Records
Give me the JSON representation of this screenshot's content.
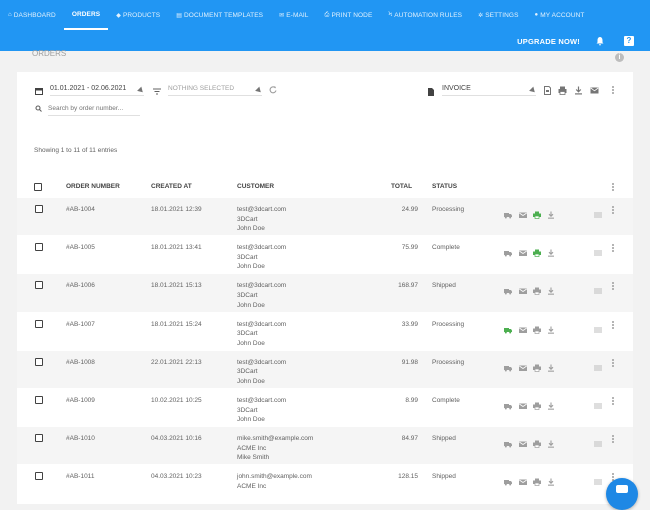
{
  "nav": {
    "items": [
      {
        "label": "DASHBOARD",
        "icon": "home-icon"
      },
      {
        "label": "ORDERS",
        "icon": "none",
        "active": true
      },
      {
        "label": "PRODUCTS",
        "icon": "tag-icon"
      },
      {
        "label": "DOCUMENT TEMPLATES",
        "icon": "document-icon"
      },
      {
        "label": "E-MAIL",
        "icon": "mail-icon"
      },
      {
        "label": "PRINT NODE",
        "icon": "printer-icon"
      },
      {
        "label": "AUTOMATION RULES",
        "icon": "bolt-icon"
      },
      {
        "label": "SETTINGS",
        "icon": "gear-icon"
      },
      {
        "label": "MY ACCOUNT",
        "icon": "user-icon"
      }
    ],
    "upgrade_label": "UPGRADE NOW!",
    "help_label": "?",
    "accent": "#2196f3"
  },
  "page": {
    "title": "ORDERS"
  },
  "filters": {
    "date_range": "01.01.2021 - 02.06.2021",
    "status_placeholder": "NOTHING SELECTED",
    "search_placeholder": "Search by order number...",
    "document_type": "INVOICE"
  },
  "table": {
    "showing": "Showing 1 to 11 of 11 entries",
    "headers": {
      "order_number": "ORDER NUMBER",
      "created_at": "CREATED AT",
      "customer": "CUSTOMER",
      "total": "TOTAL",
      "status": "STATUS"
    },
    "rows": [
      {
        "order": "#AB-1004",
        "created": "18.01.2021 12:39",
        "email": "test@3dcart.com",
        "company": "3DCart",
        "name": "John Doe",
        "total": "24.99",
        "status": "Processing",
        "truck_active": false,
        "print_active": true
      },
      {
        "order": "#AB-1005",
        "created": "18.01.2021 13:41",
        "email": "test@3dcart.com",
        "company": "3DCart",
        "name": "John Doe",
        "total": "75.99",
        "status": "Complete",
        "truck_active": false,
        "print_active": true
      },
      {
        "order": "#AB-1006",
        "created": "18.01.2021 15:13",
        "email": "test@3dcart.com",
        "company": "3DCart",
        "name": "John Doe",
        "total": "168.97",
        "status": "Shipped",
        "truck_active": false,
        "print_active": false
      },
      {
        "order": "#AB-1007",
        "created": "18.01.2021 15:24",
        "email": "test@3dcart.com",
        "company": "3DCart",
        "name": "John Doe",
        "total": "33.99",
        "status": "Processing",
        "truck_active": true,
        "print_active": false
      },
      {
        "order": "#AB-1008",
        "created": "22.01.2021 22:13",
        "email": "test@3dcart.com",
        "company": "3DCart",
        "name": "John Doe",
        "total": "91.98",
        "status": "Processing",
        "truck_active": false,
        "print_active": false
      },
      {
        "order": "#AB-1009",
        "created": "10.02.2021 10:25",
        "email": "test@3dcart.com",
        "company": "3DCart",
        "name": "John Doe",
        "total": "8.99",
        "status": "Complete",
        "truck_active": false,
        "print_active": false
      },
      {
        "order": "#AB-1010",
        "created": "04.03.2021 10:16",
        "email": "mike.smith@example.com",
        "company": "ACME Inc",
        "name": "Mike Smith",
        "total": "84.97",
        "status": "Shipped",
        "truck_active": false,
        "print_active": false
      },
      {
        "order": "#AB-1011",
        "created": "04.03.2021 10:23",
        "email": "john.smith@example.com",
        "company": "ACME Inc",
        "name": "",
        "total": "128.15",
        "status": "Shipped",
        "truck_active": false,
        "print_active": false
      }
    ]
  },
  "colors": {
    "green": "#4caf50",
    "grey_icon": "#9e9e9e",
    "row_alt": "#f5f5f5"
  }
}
* * *
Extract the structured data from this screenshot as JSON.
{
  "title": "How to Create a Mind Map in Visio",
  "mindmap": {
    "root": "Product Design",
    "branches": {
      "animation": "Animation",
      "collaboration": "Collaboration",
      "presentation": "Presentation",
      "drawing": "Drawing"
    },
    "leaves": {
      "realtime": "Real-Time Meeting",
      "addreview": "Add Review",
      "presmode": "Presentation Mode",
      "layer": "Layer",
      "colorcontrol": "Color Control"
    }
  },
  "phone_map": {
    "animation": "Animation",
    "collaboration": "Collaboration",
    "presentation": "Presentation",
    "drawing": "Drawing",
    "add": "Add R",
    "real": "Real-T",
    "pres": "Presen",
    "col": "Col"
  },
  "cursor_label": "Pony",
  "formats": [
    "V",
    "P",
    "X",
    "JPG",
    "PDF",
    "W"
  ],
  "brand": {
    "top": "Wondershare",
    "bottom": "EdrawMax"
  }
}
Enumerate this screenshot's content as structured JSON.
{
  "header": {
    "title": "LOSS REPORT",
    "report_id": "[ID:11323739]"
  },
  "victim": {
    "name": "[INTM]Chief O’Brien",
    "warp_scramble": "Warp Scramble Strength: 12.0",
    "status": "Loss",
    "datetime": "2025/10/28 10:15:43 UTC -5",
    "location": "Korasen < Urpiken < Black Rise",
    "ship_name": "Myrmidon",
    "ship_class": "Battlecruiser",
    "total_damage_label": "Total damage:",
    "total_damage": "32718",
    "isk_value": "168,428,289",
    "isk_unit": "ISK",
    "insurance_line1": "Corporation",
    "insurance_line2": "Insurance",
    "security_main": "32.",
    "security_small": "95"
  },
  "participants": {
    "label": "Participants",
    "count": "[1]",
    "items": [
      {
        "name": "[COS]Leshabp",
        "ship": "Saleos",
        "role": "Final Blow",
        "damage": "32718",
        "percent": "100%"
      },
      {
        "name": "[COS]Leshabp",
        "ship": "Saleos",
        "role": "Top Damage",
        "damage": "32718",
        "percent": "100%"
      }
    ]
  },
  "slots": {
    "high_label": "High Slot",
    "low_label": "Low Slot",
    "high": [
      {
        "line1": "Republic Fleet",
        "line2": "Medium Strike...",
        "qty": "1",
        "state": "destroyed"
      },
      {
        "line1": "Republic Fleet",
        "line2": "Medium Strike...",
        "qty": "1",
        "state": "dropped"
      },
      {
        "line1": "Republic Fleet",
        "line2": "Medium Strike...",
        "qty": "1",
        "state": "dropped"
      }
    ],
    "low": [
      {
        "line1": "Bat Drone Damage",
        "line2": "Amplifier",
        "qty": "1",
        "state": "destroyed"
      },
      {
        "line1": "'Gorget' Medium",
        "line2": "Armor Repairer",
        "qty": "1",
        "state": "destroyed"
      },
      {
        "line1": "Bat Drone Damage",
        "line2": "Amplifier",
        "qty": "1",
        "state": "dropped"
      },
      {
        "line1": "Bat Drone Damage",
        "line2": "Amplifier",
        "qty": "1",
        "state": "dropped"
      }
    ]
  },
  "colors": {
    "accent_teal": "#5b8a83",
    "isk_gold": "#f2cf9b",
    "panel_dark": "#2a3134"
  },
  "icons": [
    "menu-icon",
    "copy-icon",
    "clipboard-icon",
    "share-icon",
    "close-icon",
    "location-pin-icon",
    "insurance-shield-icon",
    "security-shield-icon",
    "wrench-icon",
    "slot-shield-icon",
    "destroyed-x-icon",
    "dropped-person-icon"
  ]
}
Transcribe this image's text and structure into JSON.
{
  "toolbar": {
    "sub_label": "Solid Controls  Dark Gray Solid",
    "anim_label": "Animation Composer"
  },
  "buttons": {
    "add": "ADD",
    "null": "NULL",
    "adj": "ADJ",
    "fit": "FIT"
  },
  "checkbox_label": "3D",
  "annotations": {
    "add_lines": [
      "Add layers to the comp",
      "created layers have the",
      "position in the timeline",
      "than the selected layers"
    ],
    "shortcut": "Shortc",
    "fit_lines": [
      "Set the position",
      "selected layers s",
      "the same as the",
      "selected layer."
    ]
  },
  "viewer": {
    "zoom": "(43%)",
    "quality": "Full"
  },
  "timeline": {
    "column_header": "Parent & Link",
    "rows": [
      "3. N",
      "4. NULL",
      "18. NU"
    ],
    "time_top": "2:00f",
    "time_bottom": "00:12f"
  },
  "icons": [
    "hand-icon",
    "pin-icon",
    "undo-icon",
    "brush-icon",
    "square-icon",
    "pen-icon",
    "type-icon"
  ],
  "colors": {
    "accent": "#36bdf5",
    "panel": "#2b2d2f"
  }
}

What is expected
Write out every line of the preceding listing that contains "position".

The solution
      "position in the timeline",
      "Set the position",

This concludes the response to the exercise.